Short task: Below are some records; return each one exactly.

Dataset records:

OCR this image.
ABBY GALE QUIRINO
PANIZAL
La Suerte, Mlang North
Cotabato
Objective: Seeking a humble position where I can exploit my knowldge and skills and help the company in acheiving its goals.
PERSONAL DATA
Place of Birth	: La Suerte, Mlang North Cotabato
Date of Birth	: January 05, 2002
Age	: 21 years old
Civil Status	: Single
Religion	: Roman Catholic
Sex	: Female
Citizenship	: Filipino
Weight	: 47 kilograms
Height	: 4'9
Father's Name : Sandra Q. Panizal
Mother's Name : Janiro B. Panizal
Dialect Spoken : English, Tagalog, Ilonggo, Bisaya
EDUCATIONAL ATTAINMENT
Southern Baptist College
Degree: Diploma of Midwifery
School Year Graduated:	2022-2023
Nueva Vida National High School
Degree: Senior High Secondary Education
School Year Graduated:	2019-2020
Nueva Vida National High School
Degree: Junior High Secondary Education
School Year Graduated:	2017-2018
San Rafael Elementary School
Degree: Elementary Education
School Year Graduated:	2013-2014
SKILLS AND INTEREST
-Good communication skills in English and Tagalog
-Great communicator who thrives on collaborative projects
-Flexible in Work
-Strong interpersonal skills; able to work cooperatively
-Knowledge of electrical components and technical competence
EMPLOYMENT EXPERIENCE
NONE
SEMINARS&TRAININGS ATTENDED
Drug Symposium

Expected answer:
OCR this image.
ABBY GALE QUIRINO
PANIZAL
La Suerte, Mlang North
Cotabato
Objective: Seeking a humble position where I can exploit my knowldge and skills and help the company in acheiving its goals.
PERSONAL DATA
Place of Birth	: La Suerte, Mlang North Cotabato
Date of Birth	: January 05, 2002
Age	: 21 years old
Civil Status	: Single
Religion	: Roman Catholic
Sex	: Female
Citizenship	: Filipino
Weight	: 47 kilograms
Height	: 4'9
Father's Name : Sandra Q. Panizal
Mother's Name : Janiro B. Panizal
Dialect Spoken : English, Tagalog, Ilonggo, Bisaya
EDUCATIONAL ATTAINMENT
Southern Baptist College
Degree: Diploma of Midwifery
School Year Graduated:	2022-2023
Nueva Vida National High School
Degree: Senior High Secondary Education
School Year Graduated:	2019-2020
Nueva Vida National High School
Degree: Junior High Secondary Education
School Year Graduated:	2017-2018
San Rafael Elementary School
Degree: Elementary Education
School Year Graduated:	2013-2014
SKILLS AND INTEREST
-Good communication skills in English and Tagalog
-Great communicator who thrives on collaborative projects
-Flexible in Work
-Strong interpersonal skills; able to work cooperatively
-Knowledge of electrical components and technical competence
EMPLOYMENT EXPERIENCE
NONE
SEMINARS&TRAININGS ATTENDED
Drug Symposium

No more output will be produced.